What is expected: Return, without alteration, the entries beginning with the line containing "Detect and localize" and continuing through the line containing "button[interactable]: Data usage", with both of those lines included.

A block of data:

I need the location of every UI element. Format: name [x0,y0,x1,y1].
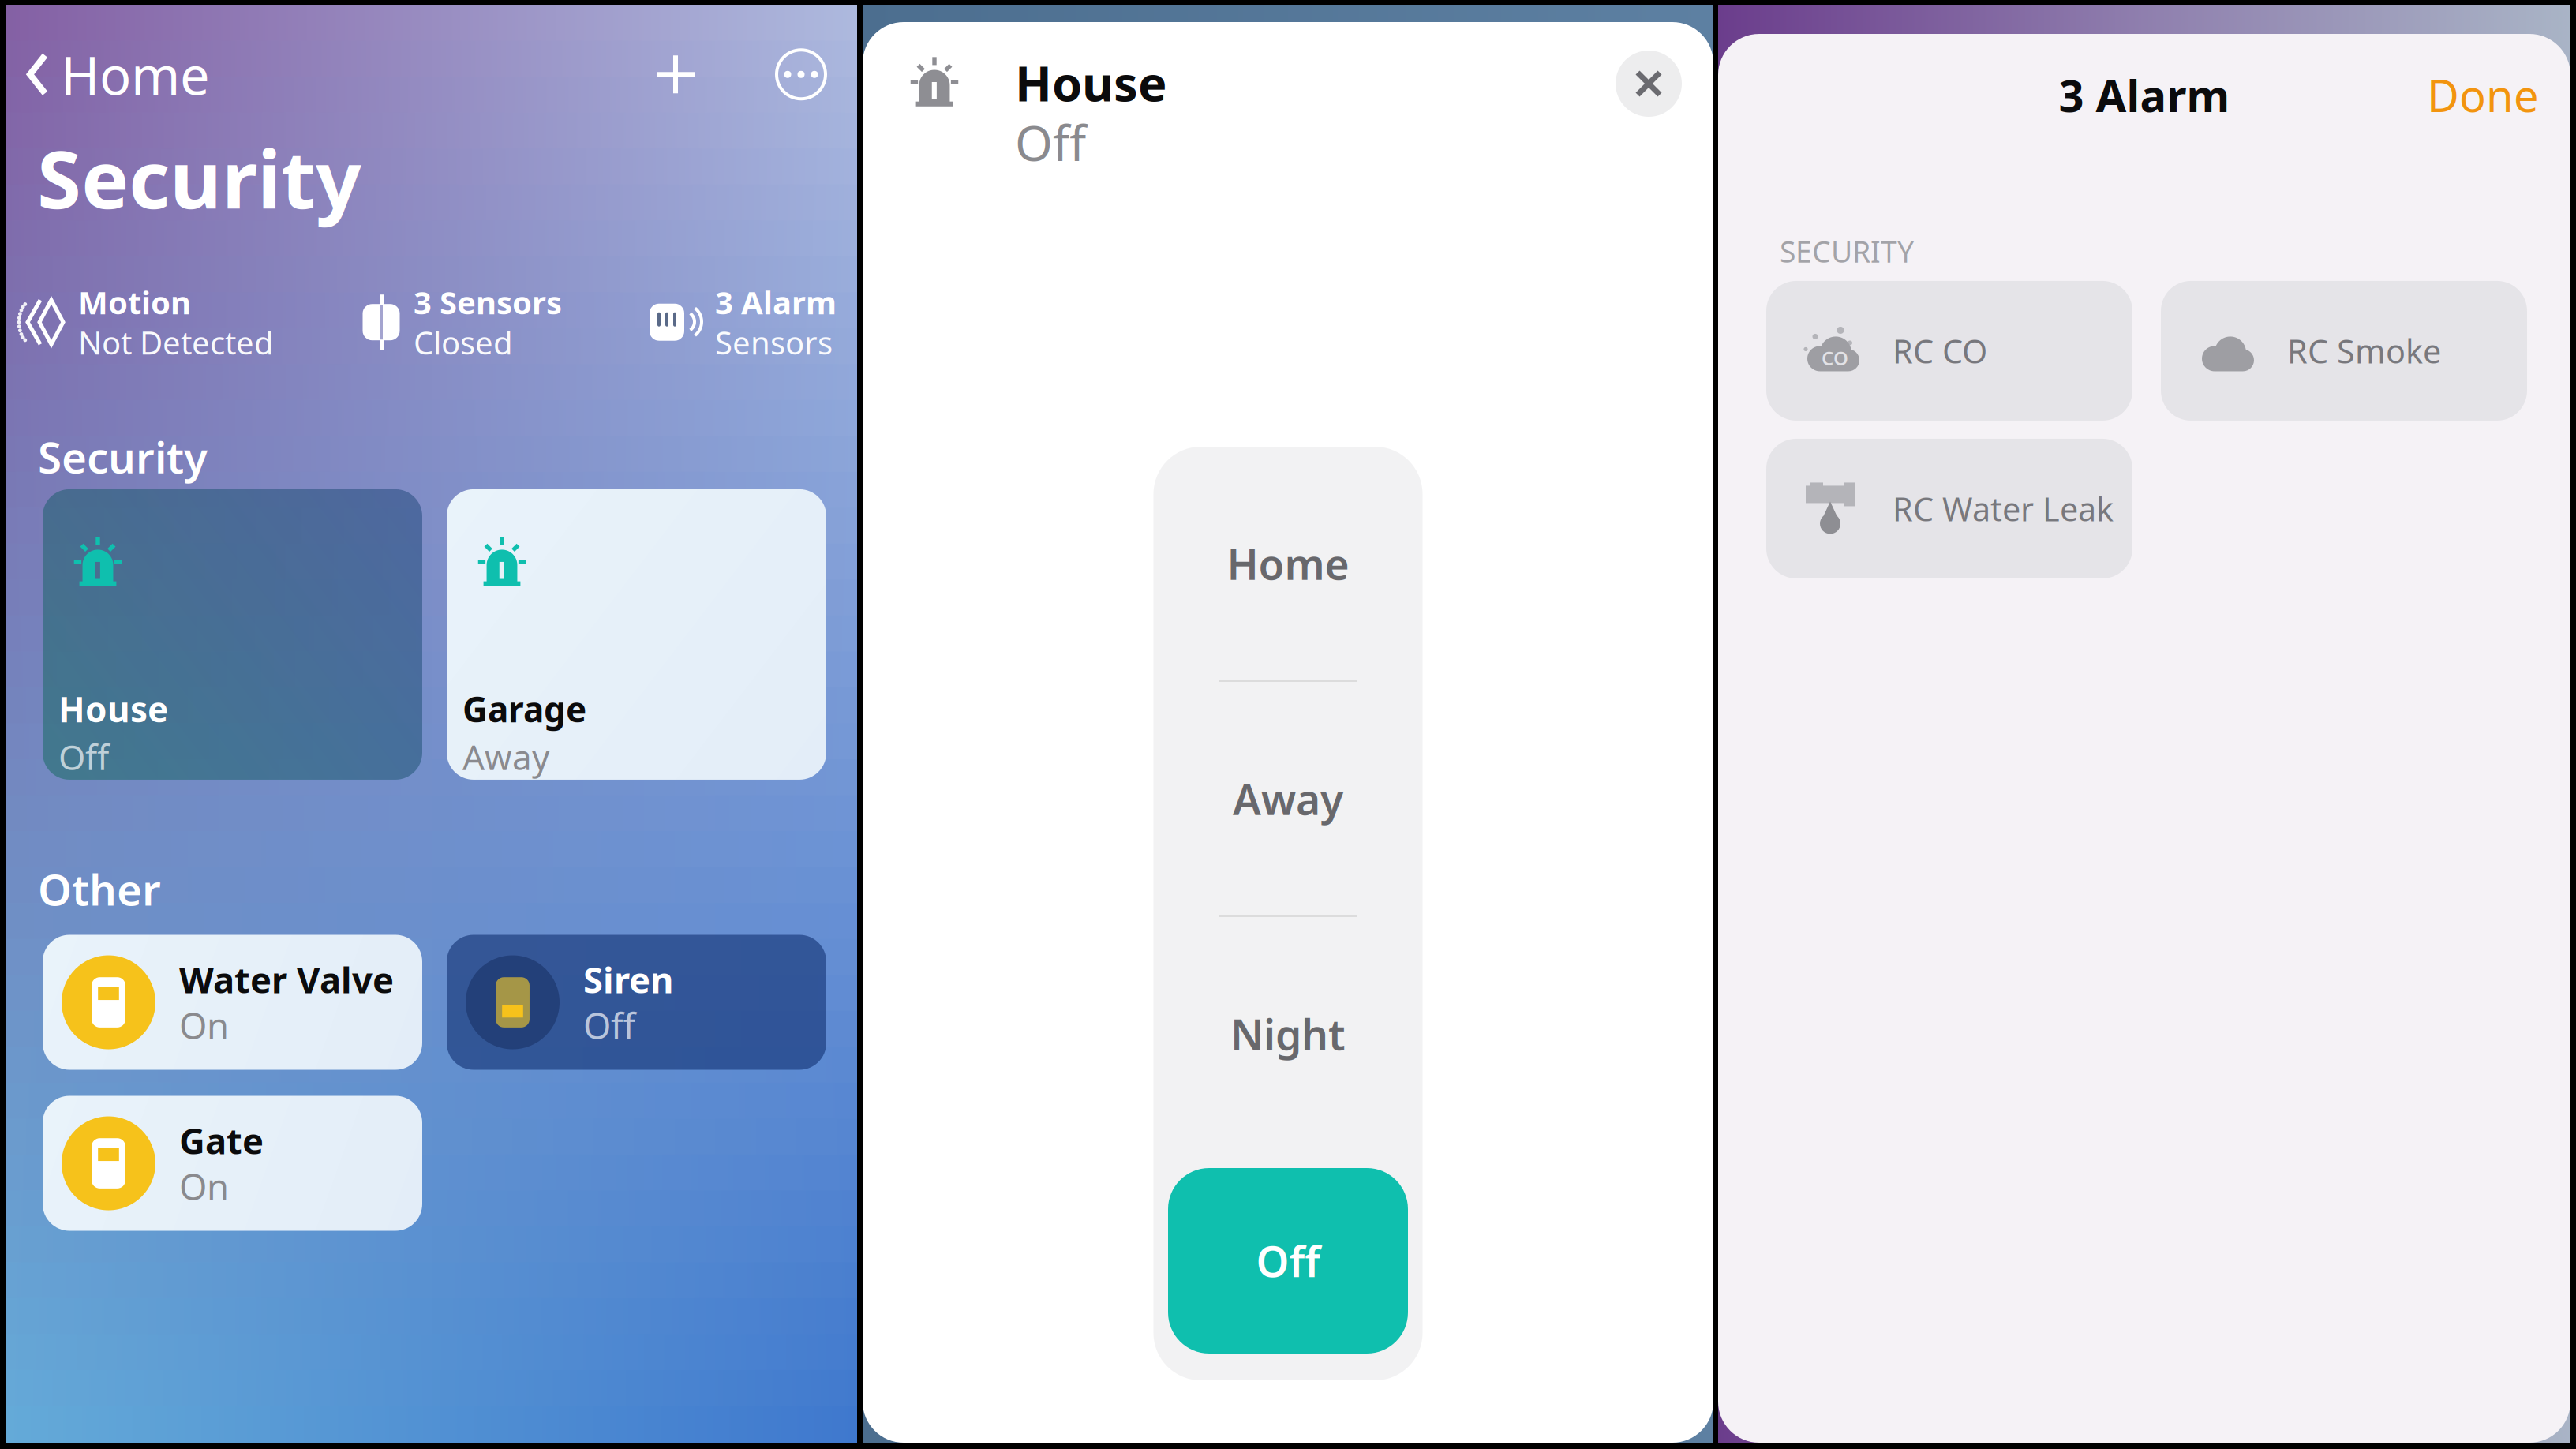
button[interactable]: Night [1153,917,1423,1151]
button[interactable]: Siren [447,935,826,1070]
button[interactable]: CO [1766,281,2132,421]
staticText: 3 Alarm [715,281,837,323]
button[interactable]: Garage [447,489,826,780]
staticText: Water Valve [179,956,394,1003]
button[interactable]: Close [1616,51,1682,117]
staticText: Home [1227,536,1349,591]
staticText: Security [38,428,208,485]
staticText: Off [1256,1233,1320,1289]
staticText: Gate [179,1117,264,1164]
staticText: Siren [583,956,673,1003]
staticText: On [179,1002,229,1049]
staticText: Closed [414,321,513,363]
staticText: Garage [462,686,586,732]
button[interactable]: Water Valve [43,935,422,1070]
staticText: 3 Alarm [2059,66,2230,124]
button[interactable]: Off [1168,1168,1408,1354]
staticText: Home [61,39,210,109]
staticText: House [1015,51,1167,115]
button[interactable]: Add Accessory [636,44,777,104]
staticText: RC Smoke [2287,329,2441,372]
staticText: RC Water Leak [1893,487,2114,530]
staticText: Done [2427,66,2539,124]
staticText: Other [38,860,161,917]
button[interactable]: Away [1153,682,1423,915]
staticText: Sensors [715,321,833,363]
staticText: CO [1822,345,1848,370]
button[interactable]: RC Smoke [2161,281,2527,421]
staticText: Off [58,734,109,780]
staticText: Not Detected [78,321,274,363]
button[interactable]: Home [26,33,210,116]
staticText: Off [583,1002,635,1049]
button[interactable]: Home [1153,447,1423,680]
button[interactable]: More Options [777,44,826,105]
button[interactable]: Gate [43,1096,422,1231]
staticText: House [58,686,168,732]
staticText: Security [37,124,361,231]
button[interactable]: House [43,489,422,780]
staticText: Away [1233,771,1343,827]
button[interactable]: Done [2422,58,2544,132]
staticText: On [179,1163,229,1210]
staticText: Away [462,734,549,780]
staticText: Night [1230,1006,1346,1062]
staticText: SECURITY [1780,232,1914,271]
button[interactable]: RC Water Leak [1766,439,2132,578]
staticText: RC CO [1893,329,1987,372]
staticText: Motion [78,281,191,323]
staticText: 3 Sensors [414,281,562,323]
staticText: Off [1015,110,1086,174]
--
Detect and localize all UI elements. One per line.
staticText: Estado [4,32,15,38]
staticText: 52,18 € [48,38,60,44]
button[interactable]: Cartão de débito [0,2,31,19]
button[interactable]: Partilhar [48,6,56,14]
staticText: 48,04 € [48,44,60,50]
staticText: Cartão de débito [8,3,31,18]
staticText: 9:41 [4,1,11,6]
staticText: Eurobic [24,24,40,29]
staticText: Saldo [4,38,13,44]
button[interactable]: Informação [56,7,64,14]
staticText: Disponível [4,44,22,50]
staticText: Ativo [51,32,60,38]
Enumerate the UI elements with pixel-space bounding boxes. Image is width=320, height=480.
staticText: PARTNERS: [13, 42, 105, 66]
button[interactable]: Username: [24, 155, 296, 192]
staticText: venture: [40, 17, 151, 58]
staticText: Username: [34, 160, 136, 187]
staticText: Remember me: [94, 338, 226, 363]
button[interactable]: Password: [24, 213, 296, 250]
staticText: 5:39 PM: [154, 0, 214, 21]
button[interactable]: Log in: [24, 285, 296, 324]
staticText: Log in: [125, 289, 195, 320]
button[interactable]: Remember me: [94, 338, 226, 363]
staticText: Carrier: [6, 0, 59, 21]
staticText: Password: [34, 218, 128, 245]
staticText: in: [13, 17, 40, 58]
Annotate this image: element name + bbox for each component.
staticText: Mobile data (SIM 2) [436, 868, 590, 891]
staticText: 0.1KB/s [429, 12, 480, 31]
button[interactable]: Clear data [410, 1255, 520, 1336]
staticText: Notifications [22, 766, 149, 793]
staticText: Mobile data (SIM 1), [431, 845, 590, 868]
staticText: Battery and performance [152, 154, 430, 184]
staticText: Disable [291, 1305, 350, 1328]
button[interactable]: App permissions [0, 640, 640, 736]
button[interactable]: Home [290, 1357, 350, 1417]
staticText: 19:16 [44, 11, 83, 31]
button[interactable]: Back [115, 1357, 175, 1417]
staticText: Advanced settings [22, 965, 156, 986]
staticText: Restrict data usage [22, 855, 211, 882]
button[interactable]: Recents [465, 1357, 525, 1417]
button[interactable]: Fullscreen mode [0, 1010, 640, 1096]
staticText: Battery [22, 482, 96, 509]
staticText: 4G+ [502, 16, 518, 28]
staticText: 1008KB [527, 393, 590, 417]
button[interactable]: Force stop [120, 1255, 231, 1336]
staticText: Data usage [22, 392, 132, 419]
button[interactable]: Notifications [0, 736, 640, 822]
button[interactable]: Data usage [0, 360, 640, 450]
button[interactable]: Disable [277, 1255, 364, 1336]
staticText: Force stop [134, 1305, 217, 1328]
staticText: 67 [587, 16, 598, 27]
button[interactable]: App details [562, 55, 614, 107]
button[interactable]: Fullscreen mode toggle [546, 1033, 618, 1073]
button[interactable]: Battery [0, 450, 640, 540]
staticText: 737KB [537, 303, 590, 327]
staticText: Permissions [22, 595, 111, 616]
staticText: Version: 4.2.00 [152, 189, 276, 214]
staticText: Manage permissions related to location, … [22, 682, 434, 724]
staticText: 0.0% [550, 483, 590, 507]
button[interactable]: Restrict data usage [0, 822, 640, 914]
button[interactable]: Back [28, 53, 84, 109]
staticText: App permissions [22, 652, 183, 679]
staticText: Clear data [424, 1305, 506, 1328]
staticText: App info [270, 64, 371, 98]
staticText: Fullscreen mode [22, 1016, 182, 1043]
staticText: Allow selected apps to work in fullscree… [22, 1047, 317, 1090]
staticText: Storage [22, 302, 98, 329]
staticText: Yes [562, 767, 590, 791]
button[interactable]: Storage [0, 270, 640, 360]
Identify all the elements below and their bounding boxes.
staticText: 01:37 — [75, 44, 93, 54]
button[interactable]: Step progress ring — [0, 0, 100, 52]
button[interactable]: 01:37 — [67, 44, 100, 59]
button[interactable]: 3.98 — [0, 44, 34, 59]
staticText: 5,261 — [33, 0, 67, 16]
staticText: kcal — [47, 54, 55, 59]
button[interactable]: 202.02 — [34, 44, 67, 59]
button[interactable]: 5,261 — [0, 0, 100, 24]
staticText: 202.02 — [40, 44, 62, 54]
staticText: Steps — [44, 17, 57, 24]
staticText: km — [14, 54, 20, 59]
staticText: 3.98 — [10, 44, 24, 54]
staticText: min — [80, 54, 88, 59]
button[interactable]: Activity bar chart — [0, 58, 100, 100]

Response for this exercise:
Detect and localize all UI elements. One per line.
staticText: Estado [4,32,15,38]
staticText: 52,18 € [48,38,60,44]
button[interactable]: Cartão de débito [0,2,31,19]
button[interactable]: Partilhar [48,6,56,14]
staticText: 48,04 € [48,44,60,50]
staticText: Cartão de débito [8,3,31,18]
staticText: 9:41 [4,1,11,6]
staticText: Eurobic [24,24,40,29]
staticText: Saldo [4,38,13,44]
button[interactable]: Informação [56,7,64,14]
staticText: Disponível [4,44,22,50]
staticText: Ativo [51,32,60,38]
Enumerate the UI elements with pixel-space bounding boxes. Image is width=320, height=480.
staticText: PARTNERS: [13, 42, 105, 66]
button[interactable]: Username: [24, 155, 296, 192]
staticText: venture: [40, 17, 151, 58]
staticText: Username: [34, 160, 136, 187]
staticText: Remember me: [94, 338, 226, 363]
button[interactable]: Password: [24, 213, 296, 250]
staticText: 5:39 PM: [154, 0, 214, 21]
button[interactable]: Log in: [24, 285, 296, 324]
staticText: Log in: [125, 289, 195, 320]
button[interactable]: Remember me: [94, 338, 226, 363]
staticText: Carrier: [6, 0, 59, 21]
staticText: Password: [34, 218, 128, 245]
staticText: in: [13, 17, 40, 58]
Annotate this image: element name + bbox for each component.
staticText: Mobile data (SIM 2) [436, 868, 590, 891]
staticText: 0.1KB/s [429, 12, 480, 31]
button[interactable]: Clear data [410, 1255, 520, 1336]
staticText: Notifications [22, 766, 149, 793]
staticText: Mobile data (SIM 1), [431, 845, 590, 868]
staticText: Battery and performance [152, 154, 430, 184]
staticText: Disable [291, 1305, 350, 1328]
button[interactable]: App permissions [0, 640, 640, 736]
button[interactable]: Home [290, 1357, 350, 1417]
staticText: 19:16 [44, 11, 83, 31]
button[interactable]: Back [115, 1357, 175, 1417]
staticText: Advanced settings [22, 965, 156, 986]
staticText: Restrict data usage [22, 855, 211, 882]
button[interactable]: Recents [465, 1357, 525, 1417]
button[interactable]: Fullscreen mode [0, 1010, 640, 1096]
staticText: Battery [22, 482, 96, 509]
staticText: 4G+ [502, 16, 518, 28]
staticText: 1008KB [527, 393, 590, 417]
button[interactable]: Force stop [120, 1255, 231, 1336]
staticText: Data usage [22, 392, 132, 419]
button[interactable]: Notifications [0, 736, 640, 822]
button[interactable]: Data usage [0, 360, 640, 450]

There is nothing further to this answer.